[Some records]
------
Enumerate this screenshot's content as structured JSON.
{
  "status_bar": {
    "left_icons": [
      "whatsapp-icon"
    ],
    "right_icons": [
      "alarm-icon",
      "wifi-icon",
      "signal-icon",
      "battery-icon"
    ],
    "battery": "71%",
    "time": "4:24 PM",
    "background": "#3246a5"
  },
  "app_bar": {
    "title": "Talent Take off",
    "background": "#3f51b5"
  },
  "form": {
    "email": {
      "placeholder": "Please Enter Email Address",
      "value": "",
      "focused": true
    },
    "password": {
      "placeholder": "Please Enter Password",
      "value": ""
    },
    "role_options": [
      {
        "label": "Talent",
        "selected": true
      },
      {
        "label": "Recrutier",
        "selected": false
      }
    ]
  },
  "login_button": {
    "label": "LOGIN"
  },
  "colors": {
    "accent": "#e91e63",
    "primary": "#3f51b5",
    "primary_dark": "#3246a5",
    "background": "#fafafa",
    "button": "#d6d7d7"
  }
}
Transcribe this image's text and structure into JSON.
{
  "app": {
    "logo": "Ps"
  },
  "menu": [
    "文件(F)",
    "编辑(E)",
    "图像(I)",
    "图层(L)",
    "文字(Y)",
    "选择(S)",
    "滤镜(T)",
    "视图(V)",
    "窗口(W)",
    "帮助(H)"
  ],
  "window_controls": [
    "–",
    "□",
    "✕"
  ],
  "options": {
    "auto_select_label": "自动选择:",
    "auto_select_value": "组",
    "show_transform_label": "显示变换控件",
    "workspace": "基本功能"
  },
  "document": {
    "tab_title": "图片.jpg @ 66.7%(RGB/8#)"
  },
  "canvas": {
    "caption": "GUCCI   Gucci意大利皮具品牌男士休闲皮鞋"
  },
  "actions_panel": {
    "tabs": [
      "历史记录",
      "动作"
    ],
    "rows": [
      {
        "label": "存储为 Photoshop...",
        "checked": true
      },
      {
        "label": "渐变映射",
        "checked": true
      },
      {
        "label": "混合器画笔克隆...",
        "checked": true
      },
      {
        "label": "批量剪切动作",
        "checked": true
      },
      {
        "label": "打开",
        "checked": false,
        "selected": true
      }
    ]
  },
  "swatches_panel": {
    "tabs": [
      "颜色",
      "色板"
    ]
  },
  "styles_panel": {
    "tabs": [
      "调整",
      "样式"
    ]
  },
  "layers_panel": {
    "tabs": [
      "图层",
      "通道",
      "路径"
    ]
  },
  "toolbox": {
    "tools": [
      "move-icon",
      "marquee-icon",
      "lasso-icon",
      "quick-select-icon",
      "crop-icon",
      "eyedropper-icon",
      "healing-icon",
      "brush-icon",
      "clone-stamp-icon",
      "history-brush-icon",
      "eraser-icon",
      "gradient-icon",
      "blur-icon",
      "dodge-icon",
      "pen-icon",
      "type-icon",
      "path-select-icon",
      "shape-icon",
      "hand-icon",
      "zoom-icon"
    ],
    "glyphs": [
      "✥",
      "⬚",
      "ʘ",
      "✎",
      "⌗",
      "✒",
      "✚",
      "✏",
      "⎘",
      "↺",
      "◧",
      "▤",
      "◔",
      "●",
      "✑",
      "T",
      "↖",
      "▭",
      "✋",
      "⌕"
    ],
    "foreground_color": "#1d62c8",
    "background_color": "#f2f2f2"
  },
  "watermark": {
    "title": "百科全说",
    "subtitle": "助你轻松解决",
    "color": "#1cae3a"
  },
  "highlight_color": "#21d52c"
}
------
Task prompt =
Output all records verbatim.

Full output =
Enumerate this screenshot's content as structured JSON.
{
  "status_bar": {
    "left_icons": [
      "whatsapp-icon"
    ],
    "right_icons": [
      "alarm-icon",
      "wifi-icon",
      "signal-icon",
      "battery-icon"
    ],
    "battery": "71%",
    "time": "4:24 PM",
    "background": "#3246a5"
  },
  "app_bar": {
    "title": "Talent Take off",
    "background": "#3f51b5"
  },
  "form": {
    "email": {
      "placeholder": "Please Enter Email Address",
      "value": "",
      "focused": true
    },
    "password": {
      "placeholder": "Please Enter Password",
      "value": ""
    },
    "role_options": [
      {
        "label": "Talent",
        "selected": true
      },
      {
        "label": "Recrutier",
        "selected": false
      }
    ]
  },
  "login_button": {
    "label": "LOGIN"
  },
  "colors": {
    "accent": "#e91e63",
    "primary": "#3f51b5",
    "primary_dark": "#3246a5",
    "background": "#fafafa",
    "button": "#d6d7d7"
  }
}
Transcribe this image's text and structure into JSON.
{
  "app": {
    "logo": "Ps"
  },
  "menu": [
    "文件(F)",
    "编辑(E)",
    "图像(I)",
    "图层(L)",
    "文字(Y)",
    "选择(S)",
    "滤镜(T)",
    "视图(V)",
    "窗口(W)",
    "帮助(H)"
  ],
  "window_controls": [
    "–",
    "□",
    "✕"
  ],
  "options": {
    "auto_select_label": "自动选择:",
    "auto_select_value": "组",
    "show_transform_label": "显示变换控件",
    "workspace": "基本功能"
  },
  "document": {
    "tab_title": "图片.jpg @ 66.7%(RGB/8#)"
  },
  "canvas": {
    "caption": "GUCCI   Gucci意大利皮具品牌男士休闲皮鞋"
  },
  "actions_panel": {
    "tabs": [
      "历史记录",
      "动作"
    ],
    "rows": [
      {
        "label": "存储为 Photoshop...",
        "checked": true
      },
      {
        "label": "渐变映射",
        "checked": true
      },
      {
        "label": "混合器画笔克隆...",
        "checked": true
      },
      {
        "label": "批量剪切动作",
        "checked": true
      },
      {
        "label": "打开",
        "checked": false,
        "selected": true
      }
    ]
  },
  "swatches_panel": {
    "tabs": [
      "颜色",
      "色板"
    ]
  },
  "styles_panel": {
    "tabs": [
      "调整",
      "样式"
    ]
  },
  "layers_panel": {
    "tabs": [
      "图层",
      "通道",
      "路径"
    ]
  },
  "toolbox": {
    "tools": [
      "move-icon",
      "marquee-icon",
      "lasso-icon",
      "quick-select-icon",
      "crop-icon",
      "eyedropper-icon",
      "healing-icon",
      "brush-icon",
      "clone-stamp-icon",
      "history-brush-icon",
      "eraser-icon",
      "gradient-icon",
      "blur-icon",
      "dodge-icon",
      "pen-icon",
      "type-icon",
      "path-select-icon",
      "shape-icon",
      "hand-icon",
      "zoom-icon"
    ],
    "glyphs": [
      "✥",
      "⬚",
      "ʘ",
      "✎",
      "⌗",
      "✒",
      "✚",
      "✏",
      "⎘",
      "↺",
      "◧",
      "▤",
      "◔",
      "●",
      "✑",
      "T",
      "↖",
      "▭",
      "✋",
      "⌕"
    ],
    "foreground_color": "#1d62c8",
    "background_color": "#f2f2f2"
  },
  "watermark": {
    "title": "百科全说",
    "subtitle": "助你轻松解决",
    "color": "#1cae3a"
  },
  "highlight_color": "#21d52c"
}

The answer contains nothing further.